— start —

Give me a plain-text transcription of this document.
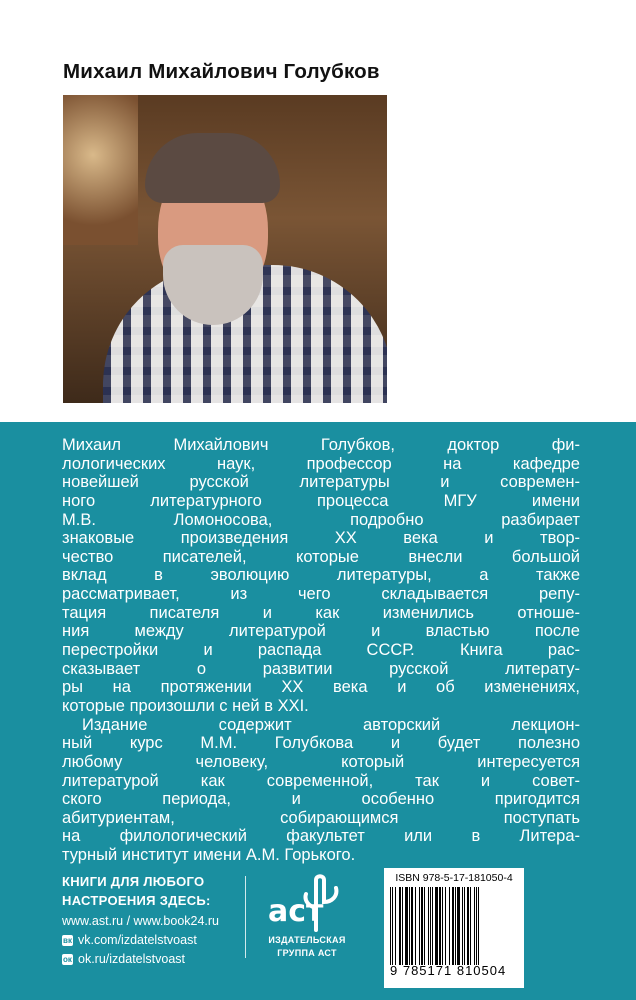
Михаил Михайлович Голубков
Михаил Михайлович Голубков, доктор фи-
лологических наук, профессор на кафедре
новейшей русской литературы и современ-
ного литературного процесса МГУ имени
М.В. Ломоносова, подробно разбирает
знаковые произведения XX века и твор-
чество писателей, которые внесли большой
вклад в эволюцию литературы, а также
рассматривает, из чего складывается репу-
тация писателя и как изменились отноше-
ния между литературой и властью после
перестройки и распада СССР. Книга рас-
сказывает о развитии русской литерату-
ры на протяжении XX века и об изменениях,
которые произошли с ней в XXI.
Издание содержит авторский лекцион-
ный курс М.М. Голубкова и будет полезно
любому человеку, который интересуется
литературой как современной, так и совет-
ского периода, и особенно пригодится
абитуриентам, собирающимся поступать
на филологический факультет или в Литера-
турный институт имени А.М. Горького.
КНИГИ ДЛЯ ЛЮБОГО
НАСТРОЕНИЯ ЗДЕСЬ:
www.ast.ru / www.book24.ru
вк vk.com/izdatelstvoast
ок ok.ru/izdatelstvoast
аст
ИЗДАТЕЛЬСКАЯ
ГРУППА АСТ
ISBN 978-5-17-181050-4
9 785171 810504
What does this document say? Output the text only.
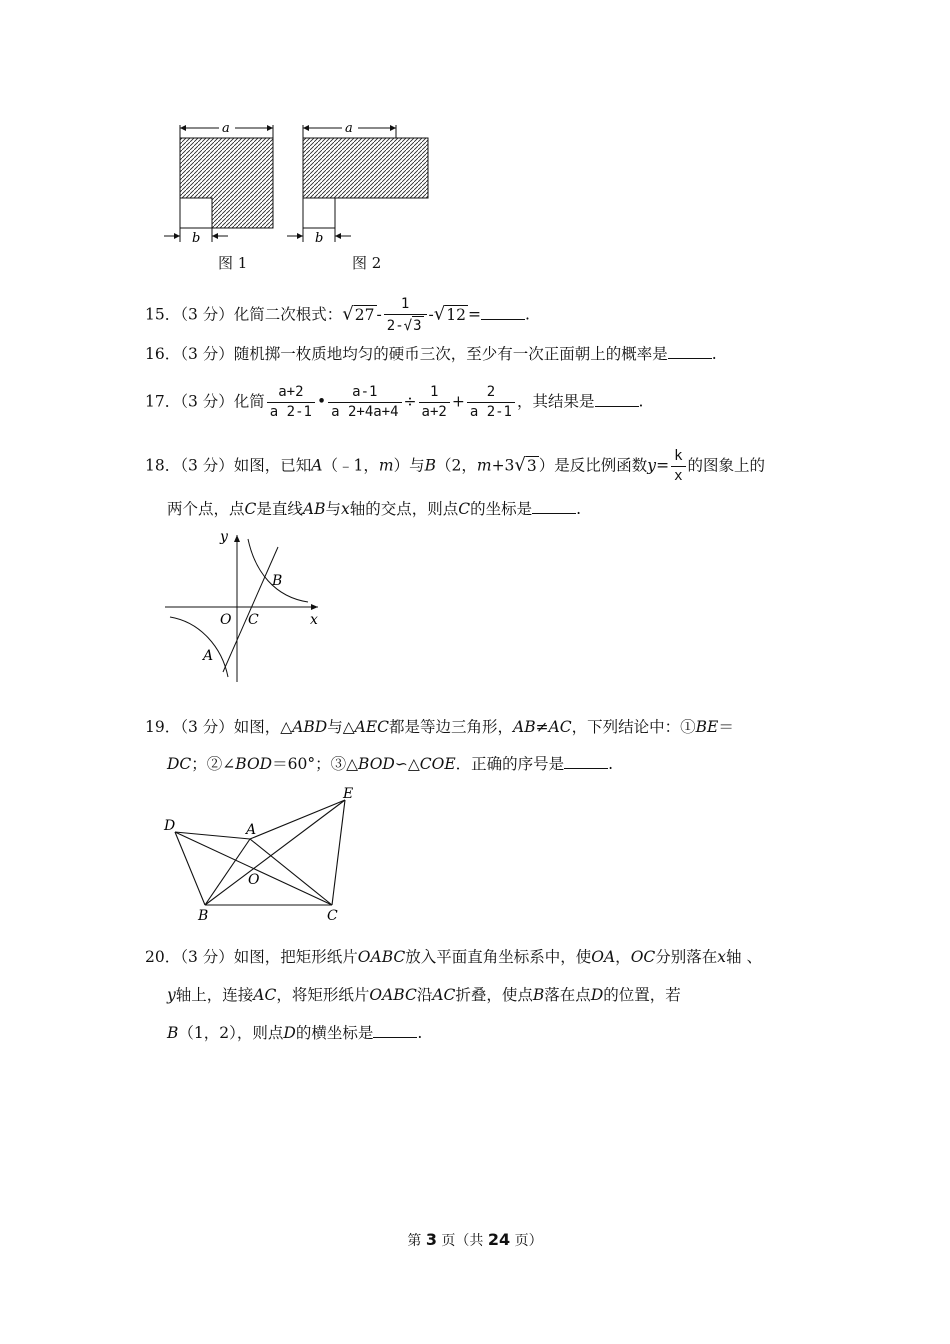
a
b
a
b
图 1	图 2
15．（3 分）化简二次根式：$√27 - \frac{1}{2-√3} -√12$ =	.
16．（3 分）随机掷一枚质地均匀的硬币三次，至少有一次正面朝上的概率是	.
17．（3 分）化简 $\frac{a+2}{a 2-1}$ • $\frac{a-1}{a 2+4a+4} \div \frac{1}{a+2} + \frac{2}{a 2-1}$ ，其结果是	.
18．（3 分）如图，已知A（﹣1，m）与B（2，m+3√3 ）是反比例函数$y= \frac{k}{x}$ 的图象上的
两个点，点C是直线AB与x轴的交点，则点C的坐标是	.
y
x
O C
B
A
19．（3 分）如图，△ABD与△AEC都是等边三角形，AB≠AC，下列结论中：①BE＝
DC；②∠BOD＝60°；③△BOD∽△COE．正确的序号是	.
D	A
E
O
B	C
20．（3 分）如图，把矩形纸片OABC放入平面直角坐标系中，使OA，OC分别落在x轴 、
y轴上，连接AC，将矩形纸片OABC沿AC折叠，使点B落在点D的位置，若
B（1，2），则点D的横坐标是	.
第 3 页（共 24 页）
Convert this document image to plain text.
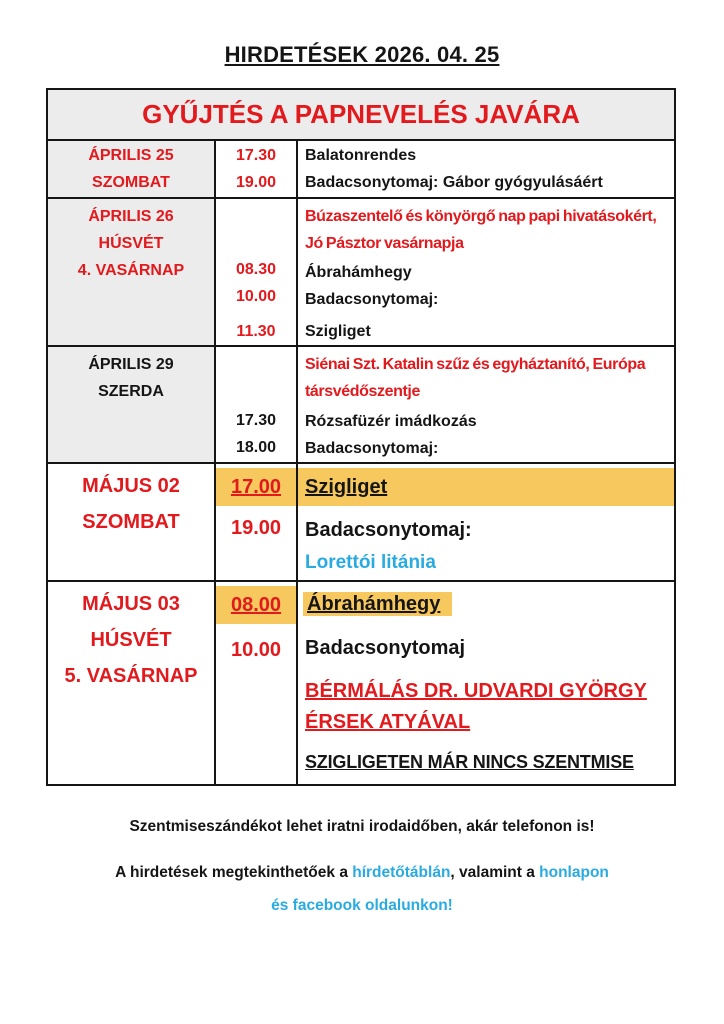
HIRDETÉSEK 2026. 04. 25
GYŰJTÉS A PAPNEVELÉS JAVÁRA
ÁPRILIS 25
SZOMBAT
17.30
19.00
Balatonrendes
Badacsonytomaj: Gábor gyógyulásáért
ÁPRILIS 26
HÚSVÉT
4. VASÁRNAP	08.30
10.00
11.30
Búzaszentelő és könyörgő nap papi hivatásokért, Jó Pásztor vasárnapja
Ábrahámhegy
Badacsonytomaj:
Szigliget
ÁPRILIS 29
SZERDA
17.30
18.00
Siénai Szt. Katalin szűz és egyháztanító, Európa társvédőszentje
Rózsafüzér imádkozás
Badacsonytomaj:
MÁJUS 02
SZOMBAT
17.00
19.00
Szigliget
Badacsonytomaj:
Lorettói litánia
MÁJUS 03
HÚSVÉT
5. VASÁRNAP
08.00
10.00
Ábrahámhegy
Badacsonytomaj
BÉRMÁLÁS DR. UDVARDI GYÖRGY ÉRSEK ATYÁVAL
SZIGLIGETEN MÁR NINCS SZENTMISE
Szentmiseszándékot lehet iratni irodaidőben, akár telefonon is!
A hirdetések megtekinthetőek a hírdetőtáblán, valamint a honlapon
és facebook oldalunkon!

— end —

- What you need to do:
Output the entries above exactly, without their pictures.

- Exercise result:
Give me a plain-text transcription of this document.
Михаил Михайлович Голубков
Михаил Михайлович Голубков, доктор фи-
лологических наук, профессор на кафедре
новейшей русской литературы и современ-
ного литературного процесса МГУ имени
М.В. Ломоносова, подробно разбирает
знаковые произведения XX века и твор-
чество писателей, которые внесли большой
вклад в эволюцию литературы, а также
рассматривает, из чего складывается репу-
тация писателя и как изменились отноше-
ния между литературой и властью после
перестройки и распада СССР. Книга рас-
сказывает о развитии русской литерату-
ры на протяжении XX века и об изменениях,
которые произошли с ней в XXI.
Издание содержит авторский лекцион-
ный курс М.М. Голубкова и будет полезно
любому человеку, который интересуется
литературой как современной, так и совет-
ского периода, и особенно пригодится
абитуриентам, собирающимся поступать
на филологический факультет или в Литера-
турный институт имени А.М. Горького.
КНИГИ ДЛЯ ЛЮБОГО
НАСТРОЕНИЯ ЗДЕСЬ:
www.ast.ru / www.book24.ru
вк vk.com/izdatelstvoast
ок ok.ru/izdatelstvoast
аст
ИЗДАТЕЛЬСКАЯ
ГРУППА АСТ
ISBN 978-5-17-181050-4
9 785171 810504
What does this document say? Output the text only.
a
b
a
b
图 1	图 2
15．（3 分）化简二次根式：$√27 - \frac{1}{2-√3} -√12$ =	.
16．（3 分）随机掷一枚质地均匀的硬币三次，至少有一次正面朝上的概率是	.
17．（3 分）化简 $\frac{a+2}{a 2-1}$ • $\frac{a-1}{a 2+4a+4} \div \frac{1}{a+2} + \frac{2}{a 2-1}$ ，其结果是	.
18．（3 分）如图，已知A（﹣1，m）与B（2，m+3√3 ）是反比例函数$y= \frac{k}{x}$ 的图象上的
两个点，点C是直线AB与x轴的交点，则点C的坐标是	.
y
x
O C
B
A
19．（3 分）如图，△ABD与△AEC都是等边三角形，AB≠AC，下列结论中：①BE＝
DC；②∠BOD＝60°；③△BOD∽△COE．正确的序号是	.
D	A
E
O
B	C
20．（3 分）如图，把矩形纸片OABC放入平面直角坐标系中，使OA，OC分别落在x轴 、
y轴上，连接AC，将矩形纸片OABC沿AC折叠，使点B落在点D的位置，若
B（1，2），则点D的横坐标是	.
第 3 页（共 24 页）
Convert this document image to plain text.
HIRDETÉSEK 2026. 04. 25
GYŰJTÉS A PAPNEVELÉS JAVÁRA
ÁPRILIS 25
SZOMBAT
17.30
19.00
Balatonrendes
Badacsonytomaj: Gábor gyógyulásáért
ÁPRILIS 26
HÚSVÉT
4. VASÁRNAP	08.30
10.00
11.30
Búzaszentelő és könyörgő nap papi hivatásokért, Jó Pásztor vasárnapja
Ábrahámhegy
Badacsonytomaj:
Szigliget
ÁPRILIS 29
SZERDA
17.30
18.00
Siénai Szt. Katalin szűz és egyháztanító, Európa társvédőszentje
Rózsafüzér imádkozás
Badacsonytomaj:
MÁJUS 02
SZOMBAT
17.00
19.00
Szigliget
Badacsonytomaj:
Lorettói litánia
MÁJUS 03
HÚSVÉT
5. VASÁRNAP
08.00
10.00
Ábrahámhegy
Badacsonytomaj
BÉRMÁLÁS DR. UDVARDI GYÖRGY ÉRSEK ATYÁVAL
SZIGLIGETEN MÁR NINCS SZENTMISE
Szentmiseszándékot lehet iratni irodaidőben, akár telefonon is!
A hirdetések megtekinthetőek a hírdetőtáblán, valamint a honlapon
és facebook oldalunkon!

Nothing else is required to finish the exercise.